- Instructions to follow
Look through the records below, and copy out every line that holds the string "this".

▼

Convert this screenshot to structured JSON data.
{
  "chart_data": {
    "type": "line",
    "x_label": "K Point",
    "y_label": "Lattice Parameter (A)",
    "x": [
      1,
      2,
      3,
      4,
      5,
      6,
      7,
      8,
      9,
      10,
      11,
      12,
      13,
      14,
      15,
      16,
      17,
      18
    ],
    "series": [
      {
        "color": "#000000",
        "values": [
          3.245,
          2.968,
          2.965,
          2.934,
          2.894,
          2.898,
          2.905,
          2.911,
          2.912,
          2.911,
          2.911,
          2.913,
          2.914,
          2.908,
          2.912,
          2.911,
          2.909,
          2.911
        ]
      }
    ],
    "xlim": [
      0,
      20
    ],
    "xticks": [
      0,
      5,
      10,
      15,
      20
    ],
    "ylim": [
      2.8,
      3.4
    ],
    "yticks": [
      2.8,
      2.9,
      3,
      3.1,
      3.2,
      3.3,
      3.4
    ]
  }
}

▲
▼

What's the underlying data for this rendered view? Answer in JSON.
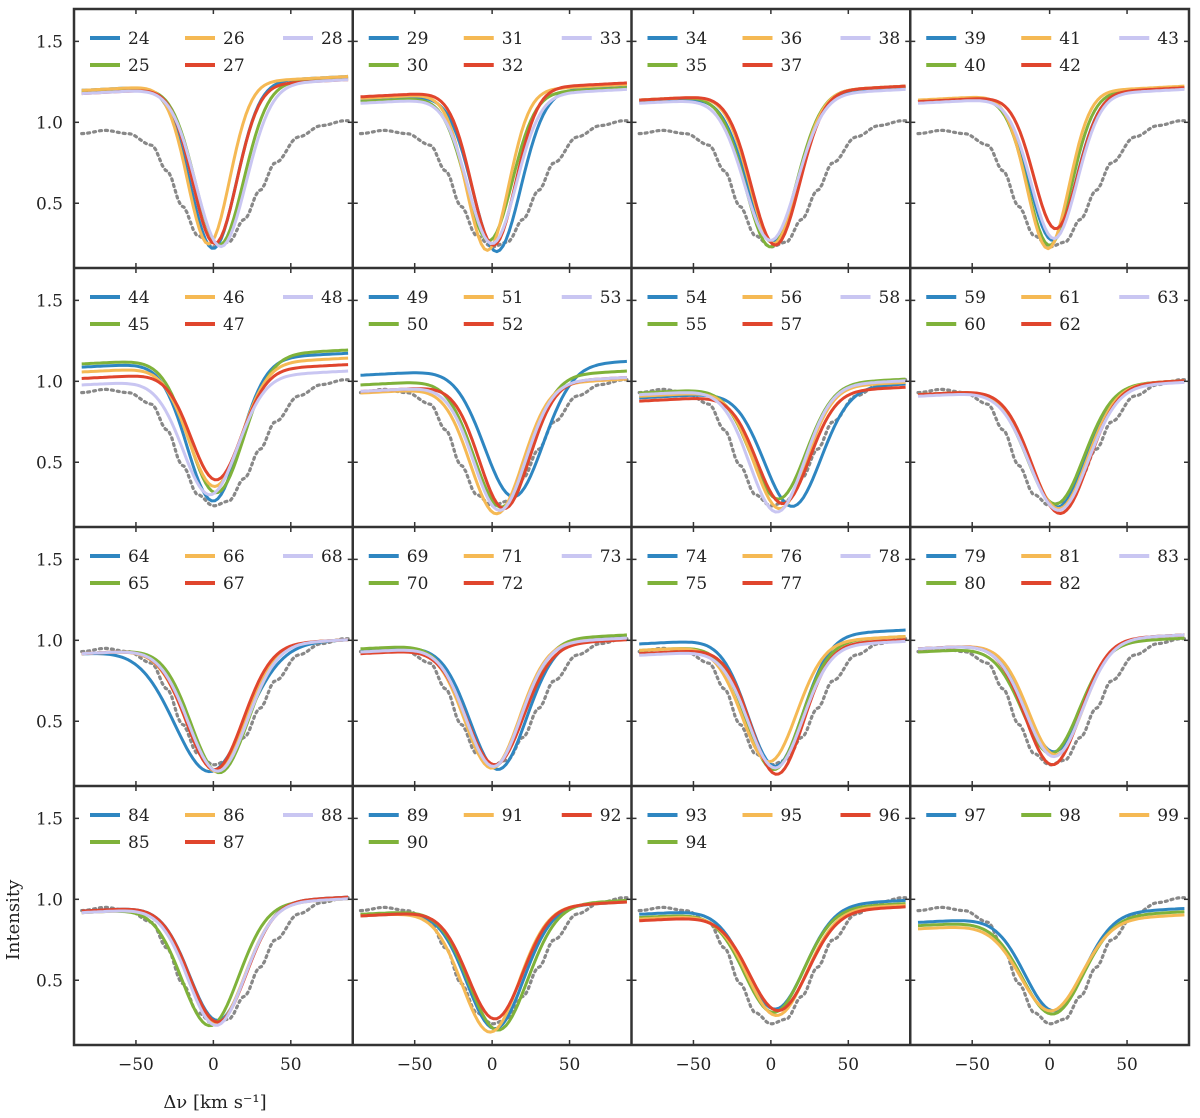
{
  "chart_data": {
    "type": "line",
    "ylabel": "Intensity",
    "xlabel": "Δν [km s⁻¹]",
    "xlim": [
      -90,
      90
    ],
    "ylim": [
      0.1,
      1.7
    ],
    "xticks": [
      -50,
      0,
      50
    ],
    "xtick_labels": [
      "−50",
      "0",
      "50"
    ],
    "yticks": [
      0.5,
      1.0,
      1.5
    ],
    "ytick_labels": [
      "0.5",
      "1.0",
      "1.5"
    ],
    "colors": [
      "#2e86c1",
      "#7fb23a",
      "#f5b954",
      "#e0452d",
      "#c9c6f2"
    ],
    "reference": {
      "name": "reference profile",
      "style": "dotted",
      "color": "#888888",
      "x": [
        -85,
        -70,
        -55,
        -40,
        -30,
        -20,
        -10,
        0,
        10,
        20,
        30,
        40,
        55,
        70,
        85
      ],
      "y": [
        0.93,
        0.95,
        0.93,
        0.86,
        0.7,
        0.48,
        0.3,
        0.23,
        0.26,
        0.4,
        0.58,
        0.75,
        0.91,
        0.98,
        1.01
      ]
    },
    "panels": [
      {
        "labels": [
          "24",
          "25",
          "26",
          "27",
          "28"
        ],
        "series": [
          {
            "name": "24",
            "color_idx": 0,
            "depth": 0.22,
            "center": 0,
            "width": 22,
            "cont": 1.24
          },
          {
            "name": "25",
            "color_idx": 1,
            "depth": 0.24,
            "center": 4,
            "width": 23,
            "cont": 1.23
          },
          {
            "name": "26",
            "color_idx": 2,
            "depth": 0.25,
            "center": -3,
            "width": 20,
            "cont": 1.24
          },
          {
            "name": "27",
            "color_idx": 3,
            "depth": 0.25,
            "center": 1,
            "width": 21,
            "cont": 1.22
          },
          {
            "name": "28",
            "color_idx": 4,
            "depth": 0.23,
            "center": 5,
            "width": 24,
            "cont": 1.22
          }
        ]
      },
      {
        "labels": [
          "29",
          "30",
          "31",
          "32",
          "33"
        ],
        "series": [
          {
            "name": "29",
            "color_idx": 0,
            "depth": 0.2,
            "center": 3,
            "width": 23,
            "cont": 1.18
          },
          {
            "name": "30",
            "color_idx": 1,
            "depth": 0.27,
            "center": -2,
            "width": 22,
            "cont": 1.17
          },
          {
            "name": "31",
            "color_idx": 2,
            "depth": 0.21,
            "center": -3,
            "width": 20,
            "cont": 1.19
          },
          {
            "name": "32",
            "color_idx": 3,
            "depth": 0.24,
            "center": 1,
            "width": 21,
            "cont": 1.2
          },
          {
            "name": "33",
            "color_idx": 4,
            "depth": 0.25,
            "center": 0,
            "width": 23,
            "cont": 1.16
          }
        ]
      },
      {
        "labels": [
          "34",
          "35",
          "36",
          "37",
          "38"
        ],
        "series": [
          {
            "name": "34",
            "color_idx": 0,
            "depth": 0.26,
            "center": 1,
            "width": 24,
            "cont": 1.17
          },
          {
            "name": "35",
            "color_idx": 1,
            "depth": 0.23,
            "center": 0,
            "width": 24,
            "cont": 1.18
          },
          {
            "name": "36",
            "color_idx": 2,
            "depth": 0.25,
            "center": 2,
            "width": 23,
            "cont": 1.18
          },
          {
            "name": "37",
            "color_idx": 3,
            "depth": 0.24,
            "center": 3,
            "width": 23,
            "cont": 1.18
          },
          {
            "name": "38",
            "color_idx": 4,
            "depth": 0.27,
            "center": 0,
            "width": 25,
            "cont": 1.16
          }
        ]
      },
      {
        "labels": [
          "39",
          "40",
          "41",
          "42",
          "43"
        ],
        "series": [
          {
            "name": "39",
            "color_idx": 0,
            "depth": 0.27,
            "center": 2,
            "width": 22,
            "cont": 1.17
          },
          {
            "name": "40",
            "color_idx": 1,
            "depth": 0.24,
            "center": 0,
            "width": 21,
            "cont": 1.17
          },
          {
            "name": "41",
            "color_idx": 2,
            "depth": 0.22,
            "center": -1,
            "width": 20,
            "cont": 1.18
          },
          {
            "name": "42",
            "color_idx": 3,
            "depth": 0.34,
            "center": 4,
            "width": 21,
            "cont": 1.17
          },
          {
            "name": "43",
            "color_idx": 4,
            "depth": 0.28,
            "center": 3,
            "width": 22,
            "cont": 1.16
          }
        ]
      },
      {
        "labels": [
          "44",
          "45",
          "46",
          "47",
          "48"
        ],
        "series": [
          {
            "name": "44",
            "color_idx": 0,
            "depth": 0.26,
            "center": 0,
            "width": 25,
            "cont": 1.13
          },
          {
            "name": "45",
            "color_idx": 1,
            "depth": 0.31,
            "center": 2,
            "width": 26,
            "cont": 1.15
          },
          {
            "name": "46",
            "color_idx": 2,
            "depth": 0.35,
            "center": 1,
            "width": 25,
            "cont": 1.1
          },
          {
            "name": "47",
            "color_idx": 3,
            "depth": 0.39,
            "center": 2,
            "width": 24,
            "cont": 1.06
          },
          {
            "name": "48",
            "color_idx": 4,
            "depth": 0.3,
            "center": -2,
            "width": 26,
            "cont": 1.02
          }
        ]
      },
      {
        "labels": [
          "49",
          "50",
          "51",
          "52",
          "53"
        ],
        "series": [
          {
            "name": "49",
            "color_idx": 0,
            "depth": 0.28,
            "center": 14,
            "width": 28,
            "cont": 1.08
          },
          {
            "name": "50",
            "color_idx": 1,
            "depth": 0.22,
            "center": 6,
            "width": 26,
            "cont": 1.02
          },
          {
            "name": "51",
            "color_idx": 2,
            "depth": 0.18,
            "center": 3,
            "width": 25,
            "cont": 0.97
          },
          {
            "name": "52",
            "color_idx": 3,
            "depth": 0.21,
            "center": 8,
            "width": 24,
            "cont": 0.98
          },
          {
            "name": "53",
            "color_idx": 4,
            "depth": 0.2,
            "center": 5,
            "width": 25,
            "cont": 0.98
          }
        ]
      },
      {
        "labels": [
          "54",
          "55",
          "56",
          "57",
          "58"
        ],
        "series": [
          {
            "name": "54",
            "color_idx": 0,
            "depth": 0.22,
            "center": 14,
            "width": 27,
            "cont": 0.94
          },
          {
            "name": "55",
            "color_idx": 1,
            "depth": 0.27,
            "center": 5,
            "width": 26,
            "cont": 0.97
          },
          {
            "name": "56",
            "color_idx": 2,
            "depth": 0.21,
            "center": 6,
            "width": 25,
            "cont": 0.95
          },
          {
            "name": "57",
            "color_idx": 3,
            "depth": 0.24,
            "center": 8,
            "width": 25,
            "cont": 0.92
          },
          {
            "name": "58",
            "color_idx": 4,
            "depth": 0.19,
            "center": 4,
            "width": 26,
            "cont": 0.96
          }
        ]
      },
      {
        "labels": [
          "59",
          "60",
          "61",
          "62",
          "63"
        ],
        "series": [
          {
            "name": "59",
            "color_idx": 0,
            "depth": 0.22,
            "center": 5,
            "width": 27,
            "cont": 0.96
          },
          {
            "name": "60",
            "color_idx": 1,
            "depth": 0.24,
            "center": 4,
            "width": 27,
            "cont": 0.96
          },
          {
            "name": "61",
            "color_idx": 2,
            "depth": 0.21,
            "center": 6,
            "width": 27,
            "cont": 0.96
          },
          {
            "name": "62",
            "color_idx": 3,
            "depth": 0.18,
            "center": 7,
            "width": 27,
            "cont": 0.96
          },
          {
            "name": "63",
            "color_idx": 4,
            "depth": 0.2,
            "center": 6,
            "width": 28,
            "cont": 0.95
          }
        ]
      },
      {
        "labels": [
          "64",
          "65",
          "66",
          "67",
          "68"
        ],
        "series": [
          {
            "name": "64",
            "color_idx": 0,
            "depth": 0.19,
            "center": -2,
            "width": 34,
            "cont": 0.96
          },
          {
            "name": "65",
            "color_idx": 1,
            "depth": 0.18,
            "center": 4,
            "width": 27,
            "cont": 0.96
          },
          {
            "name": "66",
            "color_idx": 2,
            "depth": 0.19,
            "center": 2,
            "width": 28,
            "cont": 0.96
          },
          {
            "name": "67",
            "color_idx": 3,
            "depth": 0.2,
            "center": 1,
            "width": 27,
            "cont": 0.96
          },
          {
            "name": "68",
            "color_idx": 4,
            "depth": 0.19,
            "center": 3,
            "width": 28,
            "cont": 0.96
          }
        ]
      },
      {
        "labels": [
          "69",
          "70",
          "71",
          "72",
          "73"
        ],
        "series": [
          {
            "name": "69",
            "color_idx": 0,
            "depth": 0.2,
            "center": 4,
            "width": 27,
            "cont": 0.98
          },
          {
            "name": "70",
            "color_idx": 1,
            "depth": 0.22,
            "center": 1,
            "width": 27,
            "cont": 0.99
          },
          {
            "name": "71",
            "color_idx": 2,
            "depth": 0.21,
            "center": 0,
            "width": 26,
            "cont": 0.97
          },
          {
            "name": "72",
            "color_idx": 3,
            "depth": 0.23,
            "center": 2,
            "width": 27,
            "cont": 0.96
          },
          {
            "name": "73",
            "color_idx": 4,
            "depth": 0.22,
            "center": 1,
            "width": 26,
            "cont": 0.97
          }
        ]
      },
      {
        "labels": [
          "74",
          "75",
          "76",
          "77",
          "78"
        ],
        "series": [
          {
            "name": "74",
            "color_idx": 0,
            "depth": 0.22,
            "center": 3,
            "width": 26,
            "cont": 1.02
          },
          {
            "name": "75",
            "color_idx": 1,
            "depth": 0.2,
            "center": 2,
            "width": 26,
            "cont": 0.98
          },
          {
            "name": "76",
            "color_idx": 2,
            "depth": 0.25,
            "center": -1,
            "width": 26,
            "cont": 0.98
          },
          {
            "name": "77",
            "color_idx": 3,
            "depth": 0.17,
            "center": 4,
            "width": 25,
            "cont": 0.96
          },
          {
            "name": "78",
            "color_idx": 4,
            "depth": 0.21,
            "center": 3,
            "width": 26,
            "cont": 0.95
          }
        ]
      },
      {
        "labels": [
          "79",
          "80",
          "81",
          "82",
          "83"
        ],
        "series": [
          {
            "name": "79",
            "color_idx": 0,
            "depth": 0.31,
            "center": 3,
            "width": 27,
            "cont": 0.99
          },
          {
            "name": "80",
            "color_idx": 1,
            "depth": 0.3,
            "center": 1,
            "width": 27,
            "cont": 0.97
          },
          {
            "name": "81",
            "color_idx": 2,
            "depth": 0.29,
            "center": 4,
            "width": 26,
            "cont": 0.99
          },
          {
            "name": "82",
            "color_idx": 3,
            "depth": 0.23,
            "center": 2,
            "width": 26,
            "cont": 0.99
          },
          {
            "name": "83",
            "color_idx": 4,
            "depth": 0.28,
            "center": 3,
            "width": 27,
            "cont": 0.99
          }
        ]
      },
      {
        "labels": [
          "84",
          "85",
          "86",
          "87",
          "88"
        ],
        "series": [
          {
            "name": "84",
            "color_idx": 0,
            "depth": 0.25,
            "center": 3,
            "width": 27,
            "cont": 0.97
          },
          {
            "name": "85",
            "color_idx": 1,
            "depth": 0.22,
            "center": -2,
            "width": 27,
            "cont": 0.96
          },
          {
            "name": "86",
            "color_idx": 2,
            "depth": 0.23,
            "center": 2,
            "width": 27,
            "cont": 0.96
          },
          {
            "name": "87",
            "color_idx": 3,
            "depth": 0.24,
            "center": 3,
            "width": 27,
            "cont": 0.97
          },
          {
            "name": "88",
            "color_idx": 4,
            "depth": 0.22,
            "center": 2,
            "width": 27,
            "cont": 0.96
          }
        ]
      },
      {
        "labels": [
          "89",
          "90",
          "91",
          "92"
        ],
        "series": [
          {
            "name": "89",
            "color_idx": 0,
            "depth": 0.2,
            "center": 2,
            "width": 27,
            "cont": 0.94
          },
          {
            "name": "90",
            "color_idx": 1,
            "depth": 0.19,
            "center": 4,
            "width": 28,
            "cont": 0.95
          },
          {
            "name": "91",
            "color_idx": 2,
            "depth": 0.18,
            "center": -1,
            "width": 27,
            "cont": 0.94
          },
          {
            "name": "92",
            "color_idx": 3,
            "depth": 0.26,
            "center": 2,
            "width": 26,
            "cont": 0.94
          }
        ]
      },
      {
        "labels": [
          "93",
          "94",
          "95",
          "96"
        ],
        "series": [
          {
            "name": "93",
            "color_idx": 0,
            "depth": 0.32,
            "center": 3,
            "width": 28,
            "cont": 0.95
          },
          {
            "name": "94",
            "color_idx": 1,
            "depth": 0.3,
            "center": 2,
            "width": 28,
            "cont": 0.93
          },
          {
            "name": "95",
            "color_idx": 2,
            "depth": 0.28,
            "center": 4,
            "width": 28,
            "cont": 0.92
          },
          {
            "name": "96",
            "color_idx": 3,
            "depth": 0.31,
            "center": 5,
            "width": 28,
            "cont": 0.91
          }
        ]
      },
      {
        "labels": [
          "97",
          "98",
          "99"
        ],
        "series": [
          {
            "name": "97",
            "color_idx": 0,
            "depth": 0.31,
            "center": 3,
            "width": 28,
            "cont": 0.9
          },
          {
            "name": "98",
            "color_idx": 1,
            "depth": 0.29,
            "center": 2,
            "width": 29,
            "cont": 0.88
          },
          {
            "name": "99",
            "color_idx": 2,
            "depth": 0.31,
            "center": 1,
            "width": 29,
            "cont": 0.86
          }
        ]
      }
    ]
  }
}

▲

- Worked answer
Convert this screenshot to structured JSON data.
What's the underlying data for this rendered view? Answer in JSON.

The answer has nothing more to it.